- _Objective_
Word for word, quote all of the material, omitting the pictures.

Records from a collection:
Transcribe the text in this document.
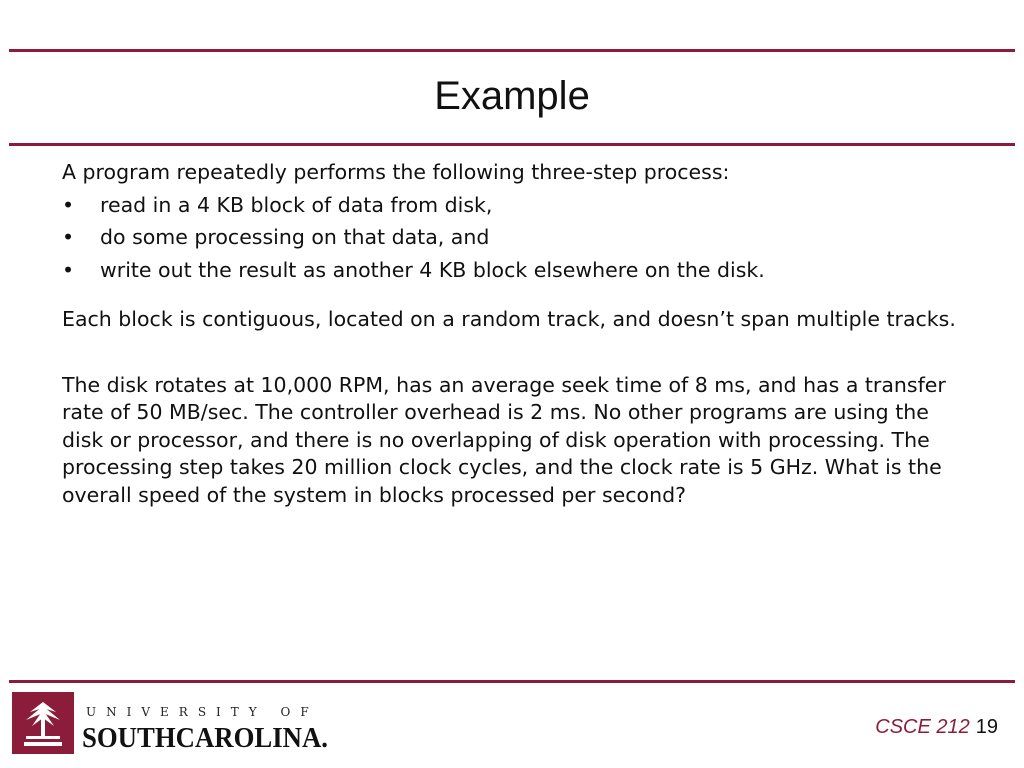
Example

A program repeatedly performs the following three-step process:

• read in a 4 KB block of data from disk,
• do some processing on that data, and
• write out the result as another 4 KB block elsewhere on the disk.

Each block is contiguous, located on a random track, and doesn’t span multiple tracks.

The disk rotates at 10,000 RPM, has an average seek time of 8 ms, and has a transfer rate of 50 MB/sec. The controller overhead is 2 ms. No other programs are using the disk or processor, and there is no overlapping of disk operation with processing. The processing step takes 20 million clock cycles, and the clock rate is 5 GHz. What is the overall speed of the system in blocks processed per second?

UNIVERSITY OF
SOUTHCAROLINA.	CSCE 212 19
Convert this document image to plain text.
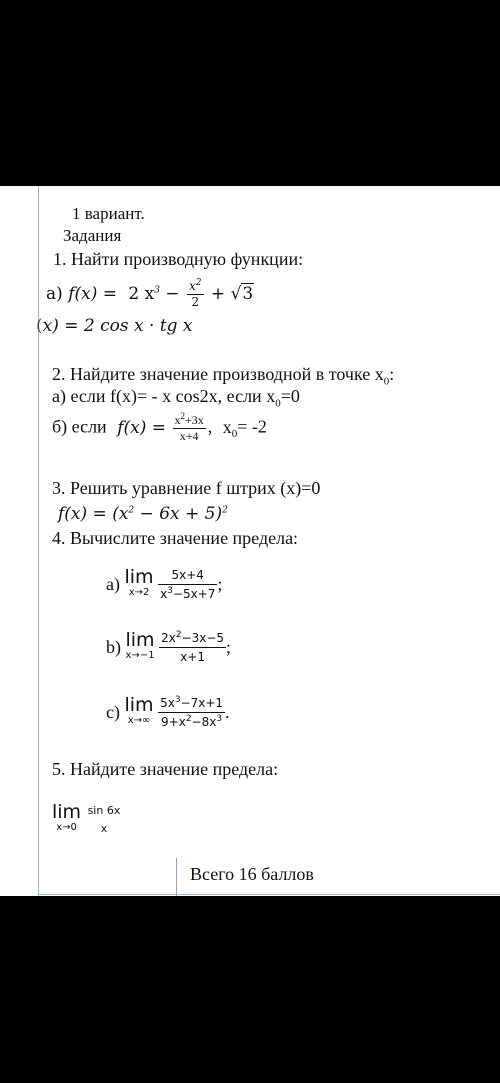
1 вариант.
Задания
1. Найти производную функции:
а) f(x) = 2 $x^3 - \frac{x^2}{2} + √3$
(x) = 2 cos x · tg x
2. Найдите значение производной в точке $x_0$:
а) если f(x)= - x cos2x, если $x_0=0$
б) если $f(x) = \frac{x^2+3x}{x+4}$ , $x_0= -2$
3. Решить уравнение f штрих (x)=0
$f(x) = (x^2 - 6x + 5)^2$
4. Вычислите значение предела:
a) lim
x→2
$\frac{5x+4}{x^3-5x+7}$ ;
b) lim
x→−1
$\frac{2x^2-3x-5}{x+1}$ ;
c) lim
x→∞
$\frac{5x^3-7x+1}{9+x^2-8x^3}$ .
5. Найдите значение предела:
lim
x→0

sin 6x
x
Всего 16 баллов
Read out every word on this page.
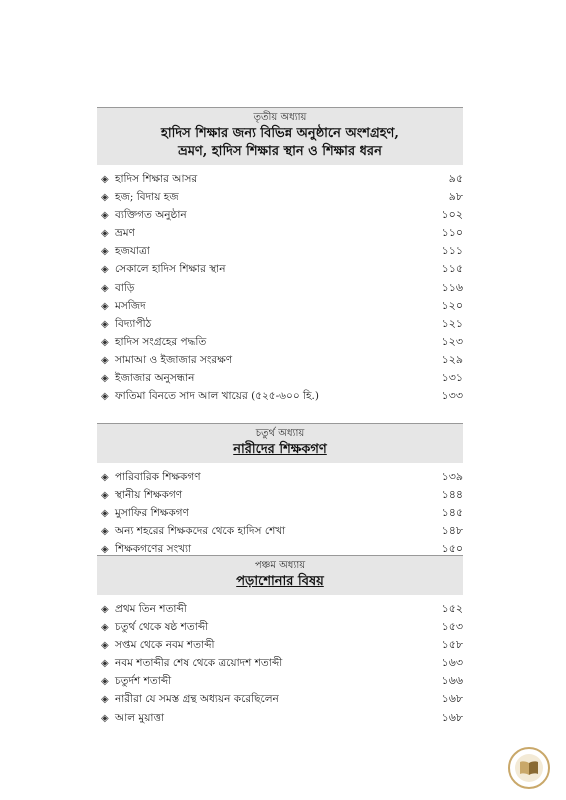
তৃতীয় অধ্যায়
হাদিস শিক্ষার জন্য বিভিন্ন অনুষ্ঠানে অংশগ্রহণ,
ভ্রমণ, হাদিস শিক্ষার স্থান ও শিক্ষার ধরন
◈ হাদিস শিক্ষার আসর	৯৫
◈ হজ; বিদায় হজ	৯৮
◈ ব্যক্তিগত অনুষ্ঠান	১০২
◈ ভ্রমণ	১১০
◈ হজযাত্রা	১১১
◈ সেকালে হাদিস শিক্ষার স্থান	১১৫
◈ বাড়ি	১১৬
◈ মসজিদ	১২০
◈ বিদ্যাপীঠ	১২১
◈ হাদিস সংগ্রহের পদ্ধতি	১২৩
◈ সামাআ ও ইজাজার সংরক্ষণ	১২৯
◈ ইজাজার অনুসন্ধান	১৩১
◈ ফাতিমা বিনতে সাদ আল খায়ের (৫২৫-৬০০ হি.)	১৩৩
চতুর্থ অধ্যায়
নারীদের শিক্ষকগণ
◈ পারিবারিক শিক্ষকগণ	১৩৯
◈ স্থানীয় শিক্ষকগণ	১৪৪
◈ মুসাফির শিক্ষকগণ	১৪৫
◈ অন্য শহরের শিক্ষকদের থেকে হাদিস শেখা	১৪৮
◈ শিক্ষকগণের সংখ্যা	১৫০
পঞ্চম অধ্যায়
পড়াশোনার বিষয়
◈ প্রথম তিন শতাব্দী	১৫২
◈ চতুর্থ থেকে ষষ্ঠ শতাব্দী	১৫৩
◈ সপ্তম থেকে নবম শতাব্দী	১৫৮
◈ নবম শতাব্দীর শেষ থেকে ত্রয়োদশ শতাব্দী	১৬৩
◈ চতুর্দশ শতাব্দী	১৬৬
◈ নারীরা যে সমস্ত গ্রন্থ অধ্যয়ন করেছিলেন	১৬৮
◈ আল মুয়াত্তা	১৬৮
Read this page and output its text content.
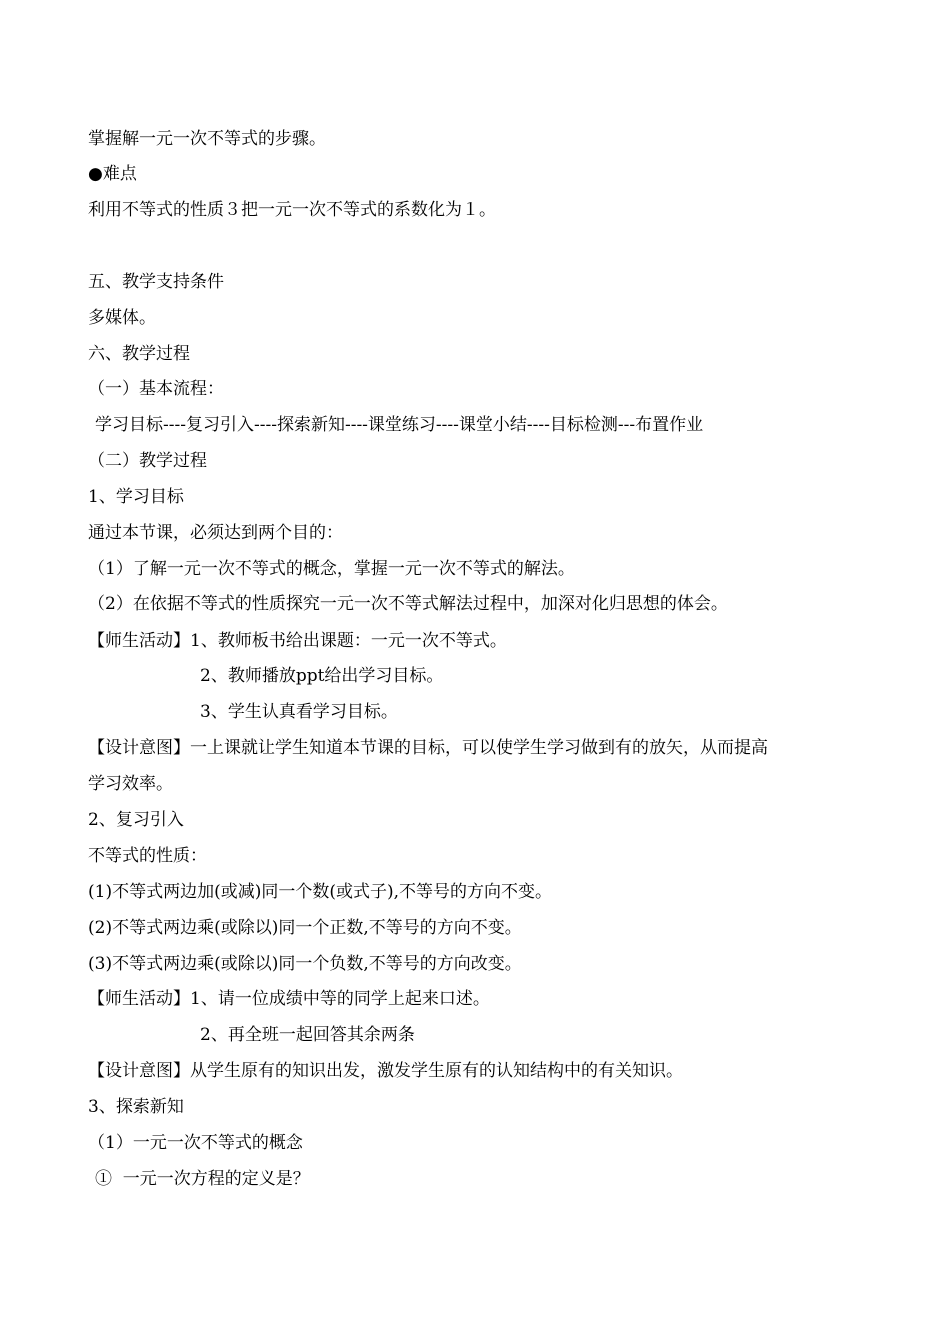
掌握解一元一次不等式的步骤。
●难点
利用不等式的性质３把一元一次不等式的系数化为１。
五、教学支持条件
多媒体。
六、教学过程
（一）基本流程：
学习目标----复习引入----探索新知----课堂练习----课堂小结----目标检测---布置作业
（二）教学过程
1、学习目标
通过本节课，必须达到两个目的：
（1）了解一元一次不等式的概念，掌握一元一次不等式的解法。
（2）在依据不等式的性质探究一元一次不等式解法过程中，加深对化归思想的体会。
【师生活动】1、教师板书给出课题：一元一次不等式。
2、教师播放ppt给出学习目标。
3、学生认真看学习目标。
【设计意图】一上课就让学生知道本节课的目标，可以使学生学习做到有的放矢，从而提高
学习效率。
2、复习引入
不等式的性质：
(1)不等式两边加(或减)同一个数(或式子),不等号的方向不变。
(2)不等式两边乘(或除以)同一个正数,不等号的方向不变。
(3)不等式两边乘(或除以)同一个负数,不等号的方向改变。
【师生活动】1、请一位成绩中等的同学上起来口述。
2、再全班一起回答其余两条
【设计意图】从学生原有的知识出发，激发学生原有的认知结构中的有关知识。
3、探索新知
（1）一元一次不等式的概念
①  一元一次方程的定义是？
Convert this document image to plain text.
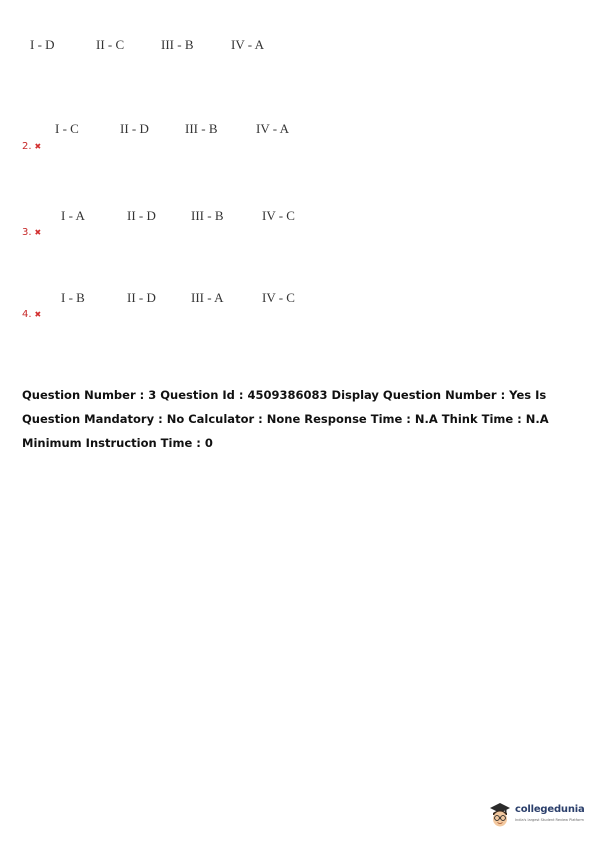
I - D	II - C	III - B	IV - A
I - C	II - D	III - B	IV - A
2. ✖
I - A	II - D	III - B	IV - C
3. ✖
I - B	II - D	III - A	IV - C
4. ✖
Question Number : 3 Question Id : 4509386083 Display Question Number : Yes Is Question Mandatory : No Calculator : None Response Time : N.A Think Time : N.A Minimum Instruction Time : 0
collegedunia
India's largest Student Review Platform
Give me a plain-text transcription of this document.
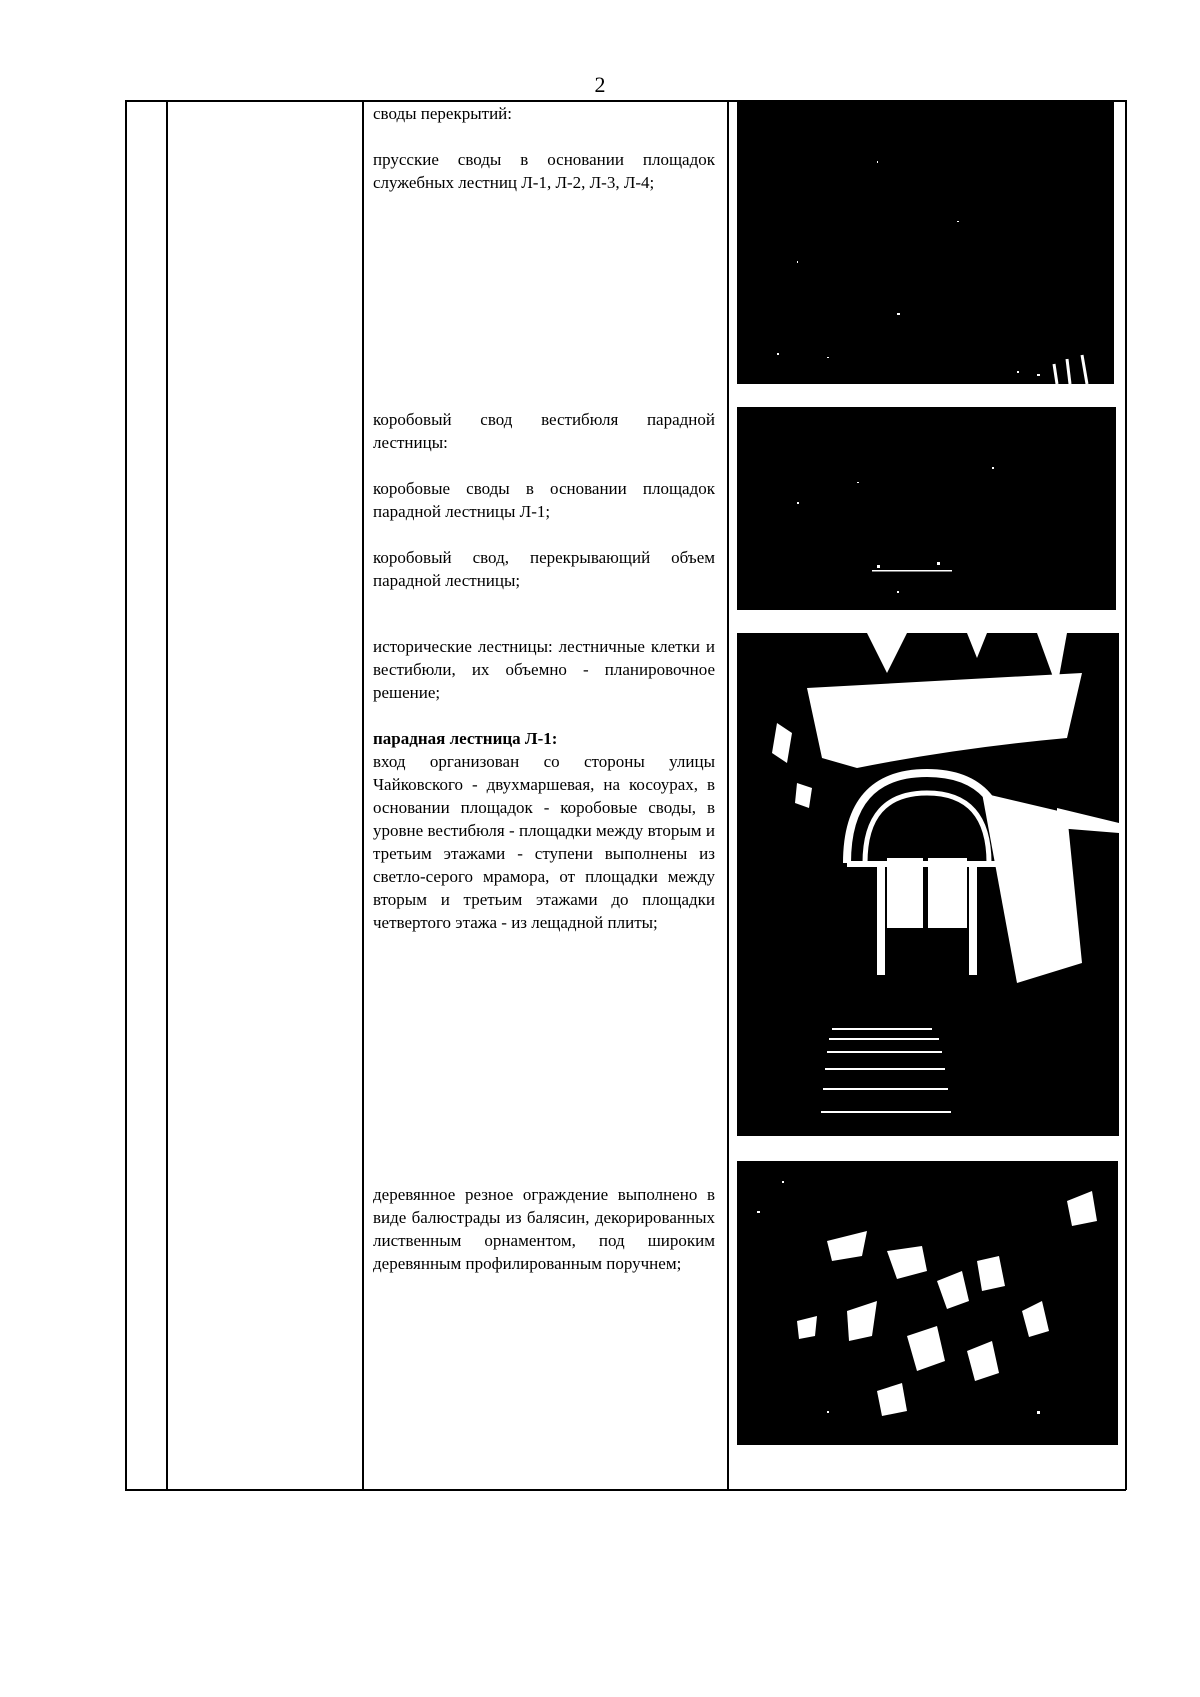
2

своды перекрытий:

прусские своды в основании площадок служебных лестниц Л-1, Л-2, Л-3, Л-4;

коробовый свод вестибюля парадной лестницы:

коробовые своды в основании площадок парадной лестницы Л-1;

коробовый свод, перекрывающий объем парадной лестницы;

исторические лестницы: лестничные клетки и вестибюли, их объемно - планировочное решение;

парадная лестница Л-1:

вход организован со стороны улицы Чайковского - двухмаршевая, на косоурах, в основании площадок - коробовые своды, в уровне вестибюля - площадки между вторым и третьим этажами - ступени выполнены из светло-серого мрамора, от площадки между вторым и третьим этажами до площадки четвертого этажа - из лещадной плиты;

деревянное резное ограждение выполнено в виде балюстрады из балясин, декорированных лиственным орнаментом, под широким деревянным профилированным поручнем;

- _Written answer_
Transcribe the text in this document.
Example

A program repeatedly performs the following three-step process:

• read in a 4 KB block of data from disk,
• do some processing on that data, and
• write out the result as another 4 KB block elsewhere on the disk.

Each block is contiguous, located on a random track, and doesn’t span multiple tracks.

The disk rotates at 10,000 RPM, has an average seek time of 8 ms, and has a transfer rate of 50 MB/sec. The controller overhead is 2 ms. No other programs are using the disk or processor, and there is no overlapping of disk operation with processing. The processing step takes 20 million clock cycles, and the clock rate is 5 GHz. What is the overall speed of the system in blocks processed per second?

UNIVERSITY OF
SOUTHCAROLINA.	CSCE 212 19
Convert this document image to plain text.
1 вариант.
Задания
1. Найти производную функции:
а) f(x) = 2 $x^3 - \frac{x^2}{2} + √3$
(x) = 2 cos x · tg x
2. Найдите значение производной в точке $x_0$:
а) если f(x)= - x cos2x, если $x_0=0$
б) если $f(x) = \frac{x^2+3x}{x+4}$ , $x_0= -2$
3. Решить уравнение f штрих (x)=0
$f(x) = (x^2 - 6x + 5)^2$
4. Вычислите значение предела:
a) lim
x→2
$\frac{5x+4}{x^3-5x+7}$ ;
b) lim
x→−1
$\frac{2x^2-3x-5}{x+1}$ ;
c) lim
x→∞
$\frac{5x^3-7x+1}{9+x^2-8x^3}$ .
5. Найдите значение предела:
lim
x→0

sin 6x
x
Всего 16 баллов
Read out every word on this page.
তৃতীয় অধ্যায়
হাদিস শিক্ষার জন্য বিভিন্ন অনুষ্ঠানে অংশগ্রহণ,
ভ্রমণ, হাদিস শিক্ষার স্থান ও শিক্ষার ধরন
◈ হাদিস শিক্ষার আসর	৯৫
◈ হজ; বিদায় হজ	৯৮
◈ ব্যক্তিগত অনুষ্ঠান	১০২
◈ ভ্রমণ	১১০
◈ হজযাত্রা	১১১
◈ সেকালে হাদিস শিক্ষার স্থান	১১৫
◈ বাড়ি	১১৬
◈ মসজিদ	১২০
◈ বিদ্যাপীঠ	১২১
◈ হাদিস সংগ্রহের পদ্ধতি	১২৩
◈ সামাআ ও ইজাজার সংরক্ষণ	১২৯
◈ ইজাজার অনুসন্ধান	১৩১
◈ ফাতিমা বিনতে সাদ আল খায়ের (৫২৫-৬০০ হি.)	১৩৩
চতুর্থ অধ্যায়
নারীদের শিক্ষকগণ
◈ পারিবারিক শিক্ষকগণ	১৩৯
◈ স্থানীয় শিক্ষকগণ	১৪৪
◈ মুসাফির শিক্ষকগণ	১৪৫
◈ অন্য শহরের শিক্ষকদের থেকে হাদিস শেখা	১৪৮
◈ শিক্ষকগণের সংখ্যা	১৫০
পঞ্চম অধ্যায়
পড়াশোনার বিষয়
◈ প্রথম তিন শতাব্দী	১৫২
◈ চতুর্থ থেকে ষষ্ঠ শতাব্দী	১৫৩
◈ সপ্তম থেকে নবম শতাব্দী	১৫৮
◈ নবম শতাব্দীর শেষ থেকে ত্রয়োদশ শতাব্দী	১৬৩
◈ চতুর্দশ শতাব্দী	১৬৬
◈ নারীরা যে সমস্ত গ্রন্থ অধ্যয়ন করেছিলেন	১৬৮
◈ আল মুয়াত্তা	১৬৮
Read this page and output its text content.
掌握解一元一次不等式的步骤。
●难点
利用不等式的性质３把一元一次不等式的系数化为１。
五、教学支持条件
多媒体。
六、教学过程
（一）基本流程：
学习目标----复习引入----探索新知----课堂练习----课堂小结----目标检测---布置作业
（二）教学过程
1、学习目标
通过本节课，必须达到两个目的：
（1）了解一元一次不等式的概念，掌握一元一次不等式的解法。
（2）在依据不等式的性质探究一元一次不等式解法过程中，加深对化归思想的体会。
【师生活动】1、教师板书给出课题：一元一次不等式。
2、教师播放ppt给出学习目标。
3、学生认真看学习目标。
【设计意图】一上课就让学生知道本节课的目标，可以使学生学习做到有的放矢，从而提高
学习效率。
2、复习引入
不等式的性质：
(1)不等式两边加(或减)同一个数(或式子),不等号的方向不变。
(2)不等式两边乘(或除以)同一个正数,不等号的方向不变。
(3)不等式两边乘(或除以)同一个负数,不等号的方向改变。
【师生活动】1、请一位成绩中等的同学上起来口述。
2、再全班一起回答其余两条
【设计意图】从学生原有的知识出发，激发学生原有的认知结构中的有关知识。
3、探索新知
（1）一元一次不等式的概念
①  一元一次方程的定义是？
Convert this document image to plain text.
I - D	II - C	III - B	IV - A
I - C	II - D	III - B	IV - A
2. ✖
I - A	II - D	III - B	IV - C
3. ✖
I - B	II - D	III - A	IV - C
4. ✖
Question Number : 3 Question Id : 4509386083 Display Question Number : Yes Is Question Mandatory : No Calculator : None Response Time : N.A Think Time : N.A Minimum Instruction Time : 0
collegedunia
India's largest Student Review Platform
Give me a plain-text transcription of this document.
2

своды перекрытий:

прусские своды в основании площадок служебных лестниц Л-1, Л-2, Л-3, Л-4;

коробовый свод вестибюля парадной лестницы:

коробовые своды в основании площадок парадной лестницы Л-1;

коробовый свод, перекрывающий объем парадной лестницы;

исторические лестницы: лестничные клетки и вестибюли, их объемно - планировочное решение;

парадная лестница Л-1:

вход организован со стороны улицы Чайковского - двухмаршевая, на косоурах, в основании площадок - коробовые своды, в уровне вестибюля - площадки между вторым и третьим этажами - ступени выполнены из светло-серого мрамора, от площадки между вторым и третьим этажами до площадки четвертого этажа - из лещадной плиты;

деревянное резное ограждение выполнено в виде балюстрады из балясин, декорированных лиственным орнаментом, под широким деревянным профилированным поручнем;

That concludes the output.